Your instructions
Change every "(5-fold)" in these listings to "(10-fold)", and leave everything else unchanged.

Element location listings

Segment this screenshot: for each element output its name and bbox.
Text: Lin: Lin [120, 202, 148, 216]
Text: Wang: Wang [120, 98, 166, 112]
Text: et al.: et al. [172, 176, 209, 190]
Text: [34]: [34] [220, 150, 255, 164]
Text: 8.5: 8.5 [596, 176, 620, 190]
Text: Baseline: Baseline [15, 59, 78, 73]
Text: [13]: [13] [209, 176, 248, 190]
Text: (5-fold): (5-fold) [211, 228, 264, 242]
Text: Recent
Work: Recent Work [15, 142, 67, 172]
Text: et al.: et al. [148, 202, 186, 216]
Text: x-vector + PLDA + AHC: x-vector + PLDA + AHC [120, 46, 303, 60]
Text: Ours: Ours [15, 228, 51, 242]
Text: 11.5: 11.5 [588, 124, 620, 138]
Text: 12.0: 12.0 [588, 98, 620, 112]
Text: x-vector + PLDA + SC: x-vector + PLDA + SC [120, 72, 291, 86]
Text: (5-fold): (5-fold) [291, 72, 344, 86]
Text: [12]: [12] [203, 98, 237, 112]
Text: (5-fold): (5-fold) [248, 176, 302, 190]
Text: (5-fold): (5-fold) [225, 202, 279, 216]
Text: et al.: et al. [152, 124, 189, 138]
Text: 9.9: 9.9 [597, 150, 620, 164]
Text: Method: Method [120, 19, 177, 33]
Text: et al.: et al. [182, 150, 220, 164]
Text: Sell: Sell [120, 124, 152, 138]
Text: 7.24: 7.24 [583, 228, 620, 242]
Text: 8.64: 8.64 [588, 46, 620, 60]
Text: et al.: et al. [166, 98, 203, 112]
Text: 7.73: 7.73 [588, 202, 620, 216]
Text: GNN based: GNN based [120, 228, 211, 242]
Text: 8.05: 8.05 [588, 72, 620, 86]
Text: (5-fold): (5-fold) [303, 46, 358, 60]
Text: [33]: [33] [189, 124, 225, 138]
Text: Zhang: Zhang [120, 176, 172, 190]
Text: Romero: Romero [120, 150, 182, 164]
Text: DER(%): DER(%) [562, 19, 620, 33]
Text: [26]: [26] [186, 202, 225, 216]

Written solution
Segment this screenshot: for each element output its name and bbox.
Text: Lin: Lin [120, 202, 148, 216]
Text: Wang: Wang [120, 98, 166, 112]
Text: et al.: et al. [172, 176, 209, 190]
Text: [34]: [34] [220, 150, 255, 164]
Text: 8.5: 8.5 [596, 176, 620, 190]
Text: Baseline: Baseline [15, 59, 78, 73]
Text: [13]: [13] [209, 176, 248, 190]
Text: (10-fold): (10-fold) [211, 228, 264, 242]
Text: Recent
Work: Recent Work [15, 142, 67, 172]
Text: et al.: et al. [148, 202, 186, 216]
Text: x-vector + PLDA + AHC: x-vector + PLDA + AHC [120, 46, 303, 60]
Text: Ours: Ours [15, 228, 51, 242]
Text: 11.5: 11.5 [588, 124, 620, 138]
Text: 12.0: 12.0 [588, 98, 620, 112]
Text: x-vector + PLDA + SC: x-vector + PLDA + SC [120, 72, 291, 86]
Text: (10-fold): (10-fold) [291, 72, 344, 86]
Text: [12]: [12] [203, 98, 237, 112]
Text: (10-fold): (10-fold) [248, 176, 302, 190]
Text: (10-fold): (10-fold) [225, 202, 279, 216]
Text: et al.: et al. [152, 124, 189, 138]
Text: 9.9: 9.9 [597, 150, 620, 164]
Text: Method: Method [120, 19, 177, 33]
Text: et al.: et al. [182, 150, 220, 164]
Text: Sell: Sell [120, 124, 152, 138]
Text: 7.24: 7.24 [583, 228, 620, 242]
Text: 8.64: 8.64 [588, 46, 620, 60]
Text: et al.: et al. [166, 98, 203, 112]
Text: 7.73: 7.73 [588, 202, 620, 216]
Text: GNN based: GNN based [120, 228, 211, 242]
Text: 8.05: 8.05 [588, 72, 620, 86]
Text: (10-fold): (10-fold) [303, 46, 358, 60]
Text: [33]: [33] [189, 124, 225, 138]
Text: Zhang: Zhang [120, 176, 172, 190]
Text: Romero: Romero [120, 150, 182, 164]
Text: DER(%): DER(%) [562, 19, 620, 33]
Text: [26]: [26] [186, 202, 225, 216]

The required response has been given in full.